Locate the lines that hold the string "Player". Copy every such line.

- - -

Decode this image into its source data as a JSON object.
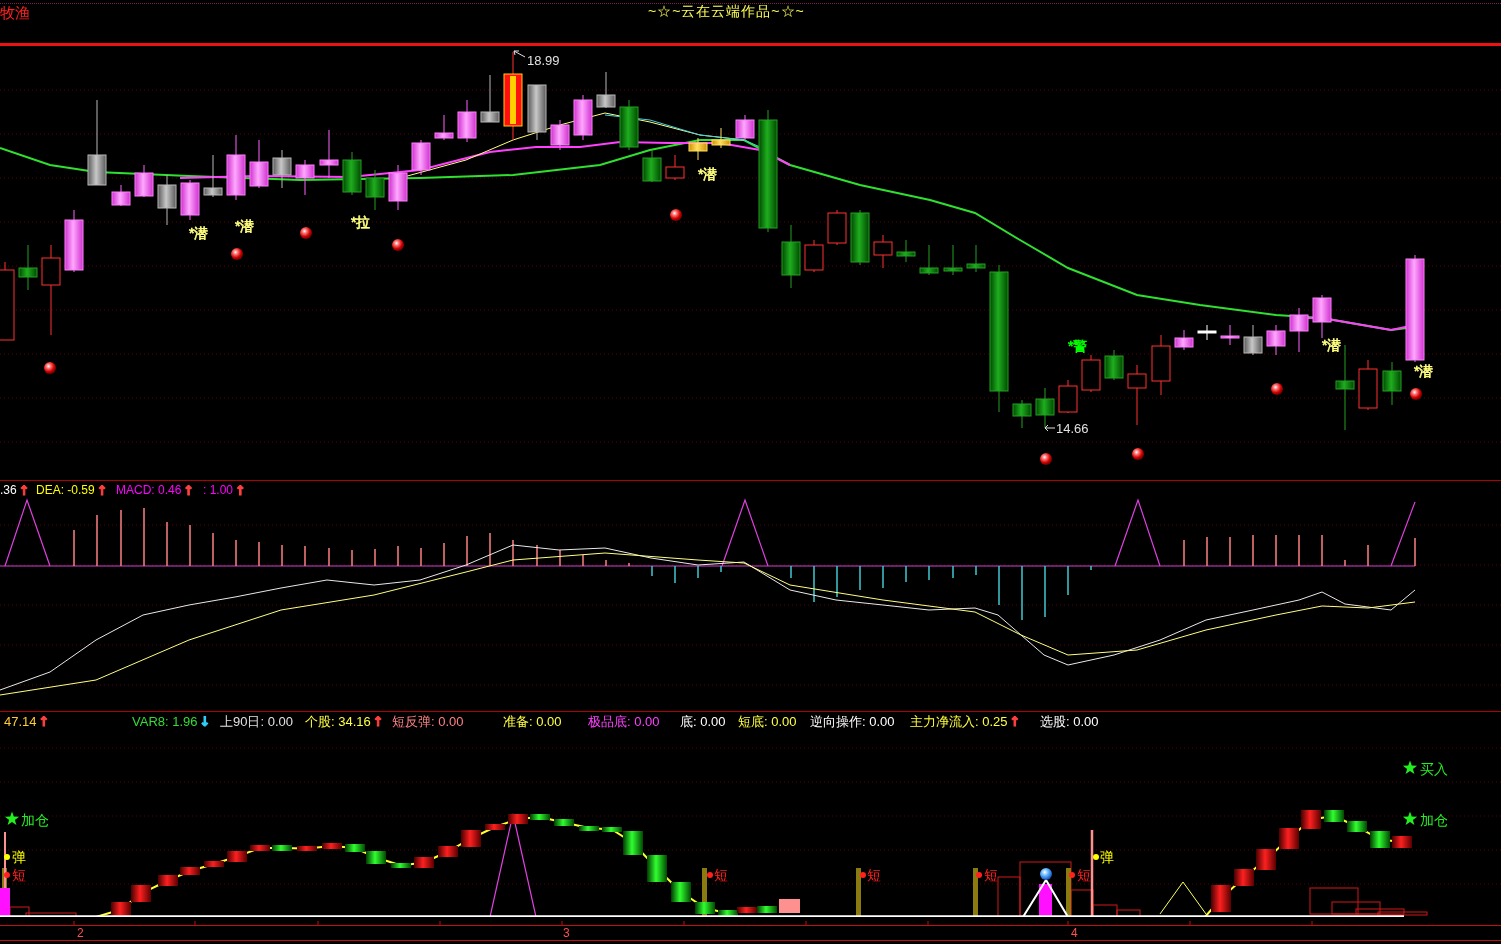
{
  "header": {
    "corner_label": "牧渔",
    "title": "~☆~云在云端作品~☆~"
  },
  "price_chart": {
    "high_label": "18.99",
    "low_label": "14.66",
    "signals": [
      {
        "text": "*潜",
        "color": "#ffff80"
      },
      {
        "text": "*潜",
        "color": "#ffff80"
      },
      {
        "text": "*拉",
        "color": "#ffff80"
      },
      {
        "text": "*潜",
        "color": "#ffff80"
      },
      {
        "text": "*警",
        "color": "#00ff00"
      },
      {
        "text": "*潜",
        "color": "#ffff80"
      },
      {
        "text": "*潜",
        "color": "#ffff80"
      }
    ]
  },
  "macd_panel": {
    "readouts": [
      {
        "text": ".36",
        "arrow": {
          "text": "↑",
          "color": "#ff4040"
        },
        "color": "#ffffff"
      },
      {
        "text": "DEA: -0.59",
        "arrow": {
          "text": "↑",
          "color": "#ff4040"
        },
        "color": "#ffff00"
      },
      {
        "text": "MACD: 0.46",
        "arrow": {
          "text": "↑",
          "color": "#ff4040"
        },
        "color": "#ff00ff"
      },
      {
        "text": ": 1.00",
        "arrow": {
          "text": "↑",
          "color": "#ff4040"
        },
        "color": "#ff00ff"
      }
    ]
  },
  "signal_panel": {
    "readouts": [
      {
        "text": "47.14",
        "arrow": {
          "text": "↑",
          "color": "#ff4040"
        },
        "color": "#ffcc33"
      },
      {
        "text": "VAR8: 1.96",
        "arrow": {
          "text": "↓",
          "color": "#30d0ff"
        },
        "color": "#33dd33"
      },
      {
        "text": "上90日: 0.00",
        "color": "#e0e0e0"
      },
      {
        "text": "个股: 34.16",
        "arrow": {
          "text": "↑",
          "color": "#ff4040"
        },
        "color": "#ffff40"
      },
      {
        "text": "短反弹: 0.00",
        "color": "#ff8080"
      },
      {
        "text": "准备: 0.00",
        "color": "#ffff40"
      },
      {
        "text": "极品底: 0.00",
        "color": "#ff40ff"
      },
      {
        "text": "底: 0.00",
        "color": "#ffffff"
      },
      {
        "text": "短底: 0.00",
        "color": "#ffff40"
      },
      {
        "text": "逆向操作: 0.00",
        "color": "#ffffff"
      },
      {
        "text": "主力净流入: 0.25",
        "arrow": {
          "text": "↑",
          "color": "#ff4040"
        },
        "color": "#ffff40"
      },
      {
        "text": "选股: 0.00",
        "color": "#ffffff"
      }
    ],
    "markers": [
      {
        "text": "加仓",
        "kind": "star"
      },
      {
        "text": "弹",
        "kind": "dot",
        "color": "#ffff00"
      },
      {
        "text": "短",
        "kind": "dot",
        "color": "#ff2020"
      },
      {
        "text": "短",
        "kind": "dot",
        "color": "#ff2020"
      },
      {
        "text": "短",
        "kind": "dot",
        "color": "#ff2020"
      },
      {
        "text": "短",
        "kind": "dot",
        "color": "#ff2020"
      },
      {
        "text": "短",
        "kind": "dot",
        "color": "#ff2020"
      },
      {
        "text": "弹",
        "kind": "dot",
        "color": "#ffff00"
      },
      {
        "text": "买入",
        "kind": "star"
      },
      {
        "text": "加仓",
        "kind": "star"
      }
    ]
  },
  "time_axis": {
    "labels": [
      "2",
      "3",
      "4"
    ]
  }
}
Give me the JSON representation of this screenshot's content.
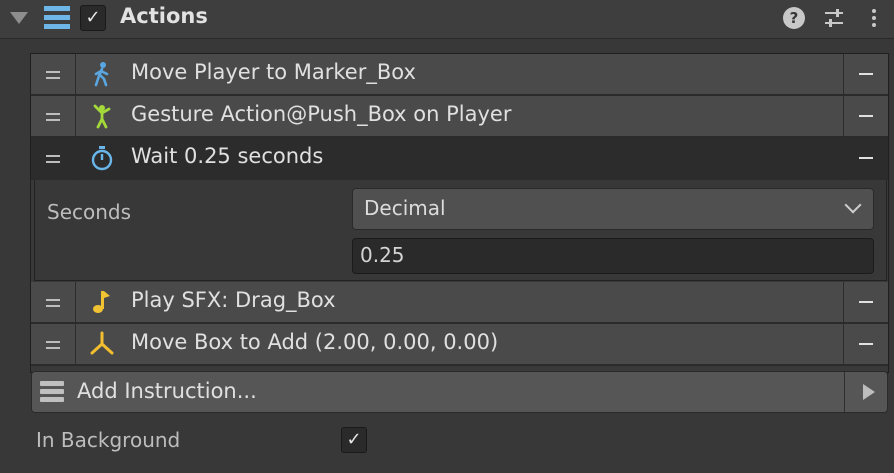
{
  "header": {
    "title": "Actions",
    "enabled_checkbox": "✓",
    "help_icon": "?"
  },
  "instructions": [
    {
      "label": "Move Player to Marker_Box",
      "icon": "walking-person-icon",
      "icon_color": "#5aa6e0"
    },
    {
      "label": "Gesture Action@Push_Box on Player",
      "icon": "gesture-person-icon",
      "icon_color": "#a4d93a"
    },
    {
      "label": "Wait 0.25 seconds",
      "icon": "stopwatch-icon",
      "icon_color": "#69b6ea",
      "selected": true
    },
    {
      "label": "Play SFX: Drag_Box",
      "icon": "music-note-icon",
      "icon_color": "#f1c232"
    },
    {
      "label": "Move Box to Add (2.00, 0.00, 0.00)",
      "icon": "transform-axes-icon",
      "icon_color": "#f3bf2f"
    }
  ],
  "wait_details": {
    "seconds_label": "Seconds",
    "type_value": "Decimal",
    "value": "0.25"
  },
  "add_instruction": {
    "label": "Add Instruction..."
  },
  "background": {
    "label": "In Background",
    "checked": "✓"
  }
}
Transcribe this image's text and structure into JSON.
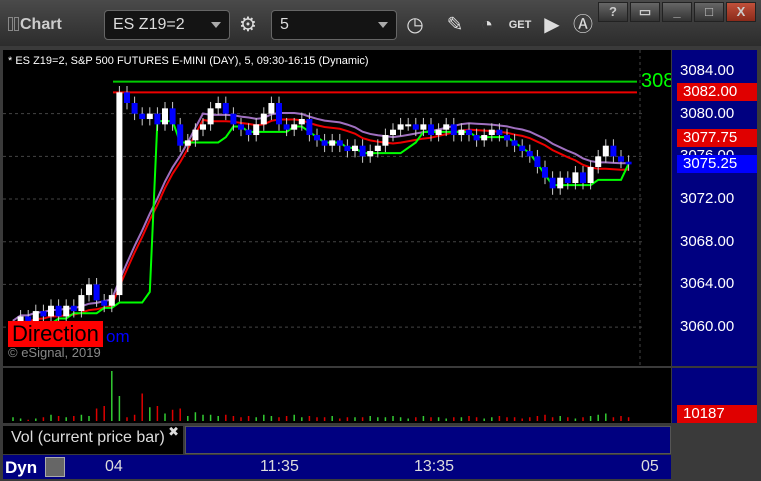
{
  "app": {
    "title": "Chart",
    "symbol": "ES Z19=2",
    "interval": "5"
  },
  "chart": {
    "header": "* ES Z19=2, S&P 500 FUTURES E-MINI (DAY), 5, 09:30-16:15 (Dynamic)",
    "watermark": "Direction",
    "watermark_tail": "om",
    "copyright": "© eSignal, 2019",
    "partial_label": "308",
    "price_labels": [
      "3084.00",
      "3080.00",
      "3076.00",
      "3072.00",
      "3068.00",
      "3064.00",
      "3060.00"
    ],
    "markers": [
      {
        "text": "3082.00",
        "color": "#e00000",
        "price": 3082
      },
      {
        "text": "3077.75",
        "color": "#e00000",
        "price": 3077.75
      },
      {
        "text": "3075.25",
        "color": "#0000ff",
        "price": 3075.25
      }
    ],
    "closes": [
      3060,
      3061,
      3060.5,
      3061.5,
      3061,
      3062,
      3061,
      3062,
      3061.5,
      3063,
      3064,
      3062.5,
      3062,
      3063,
      3082,
      3081,
      3080,
      3079.5,
      3080,
      3079,
      3080.5,
      3079,
      3077,
      3077.5,
      3078.5,
      3079,
      3080.5,
      3081,
      3080,
      3079,
      3078.5,
      3078,
      3079,
      3080,
      3081,
      3079,
      3078.5,
      3079,
      3079.5,
      3078,
      3077.5,
      3077,
      3077.5,
      3077,
      3076.5,
      3077,
      3076,
      3076.5,
      3077,
      3078,
      3078.5,
      3079,
      3079,
      3078.5,
      3079,
      3078,
      3078.5,
      3079,
      3078,
      3078.5,
      3078,
      3077.5,
      3078,
      3078.5,
      3078,
      3077.5,
      3077,
      3076.5,
      3076,
      3075,
      3074,
      3073,
      3074,
      3073.5,
      3074.5,
      3073.5,
      3075,
      3076,
      3077,
      3076,
      3075.5,
      3075.25
    ],
    "volumes": [
      3,
      2,
      1,
      2,
      3,
      5,
      4,
      3,
      4,
      5,
      4,
      10,
      12,
      40,
      20,
      3,
      5,
      22,
      11,
      12,
      6,
      9,
      10,
      4,
      7,
      5,
      5,
      4,
      5,
      4,
      3,
      4,
      3,
      5,
      4,
      3,
      4,
      5,
      3,
      4,
      3,
      3,
      4,
      2,
      3,
      3,
      3,
      4,
      3,
      3,
      4,
      3,
      2,
      3,
      4,
      3,
      3,
      2,
      3,
      3,
      4,
      3,
      2,
      3,
      4,
      3,
      3,
      2,
      3,
      4,
      5,
      3,
      4,
      3,
      2,
      3,
      4,
      5,
      6,
      3,
      4,
      3
    ]
  },
  "volume": {
    "label": "Vol (current price bar)",
    "value": "10187"
  },
  "xaxis": {
    "mode": "Dyn",
    "ticks": [
      "04",
      "11:35",
      "13:35",
      "05"
    ]
  }
}
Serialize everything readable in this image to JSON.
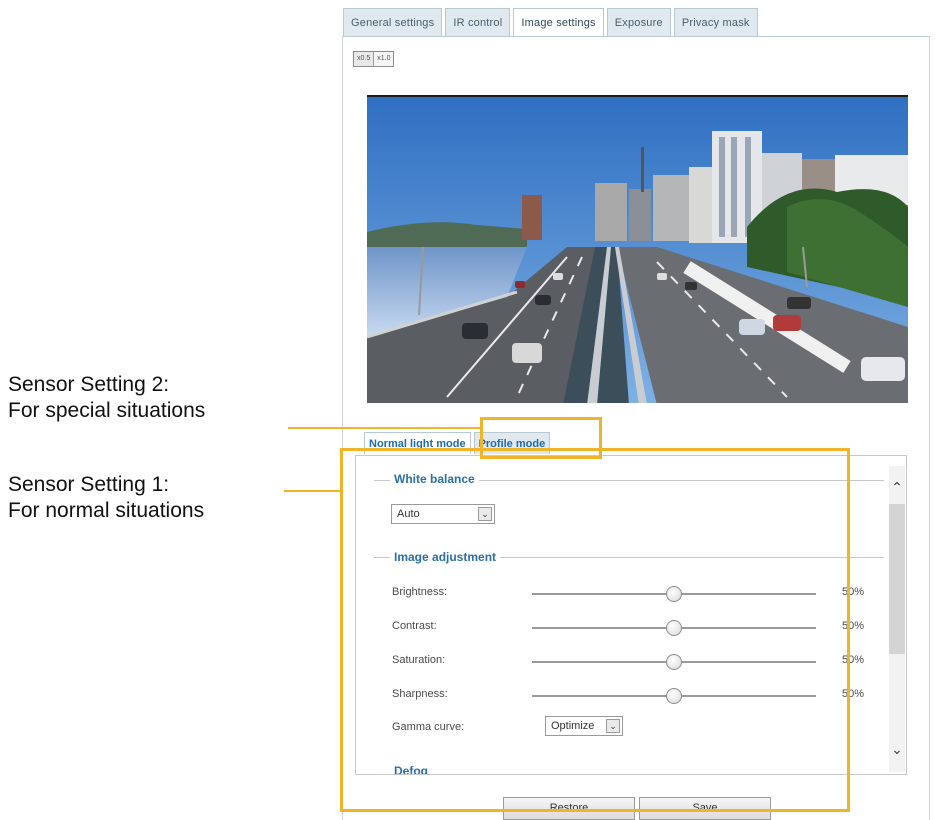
{
  "tabs": [
    {
      "label": "General settings"
    },
    {
      "label": "IR control"
    },
    {
      "label": "Image settings"
    },
    {
      "label": "Exposure"
    },
    {
      "label": "Privacy mask"
    }
  ],
  "zoom_buttons": [
    "x0.5",
    "x1.0"
  ],
  "mode_tabs": [
    {
      "label": "Normal light mode"
    },
    {
      "label": "Profile mode"
    }
  ],
  "white_balance": {
    "legend": "White balance",
    "selected": "Auto"
  },
  "image_adjustment": {
    "legend": "Image adjustment",
    "rows": [
      {
        "label": "Brightness:",
        "value_text": "50%",
        "level": 0.5
      },
      {
        "label": "Contrast:",
        "value_text": "50%",
        "level": 0.5
      },
      {
        "label": "Saturation:",
        "value_text": "50%",
        "level": 0.5
      },
      {
        "label": "Sharpness:",
        "value_text": "50%",
        "level": 0.5
      }
    ],
    "gamma": {
      "label": "Gamma curve:",
      "selected": "Optimize"
    }
  },
  "next_section_legend": "Defog",
  "buttons": {
    "restore": "Restore",
    "save": "Save"
  },
  "annotations": {
    "sensor2": {
      "line1": "Sensor Setting 2:",
      "line2": "For special situations"
    },
    "sensor1": {
      "line1": "Sensor Setting 1:",
      "line2": "For normal situations"
    }
  },
  "colors": {
    "highlight": "#f0b429",
    "tab_text": "#1f6aa8"
  }
}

- - -

• [SOLUTION TO THE PROBLEM]
      "label": "Move Player to Marker_Box",
      "label": "Gesture Action@Push_Box on Player",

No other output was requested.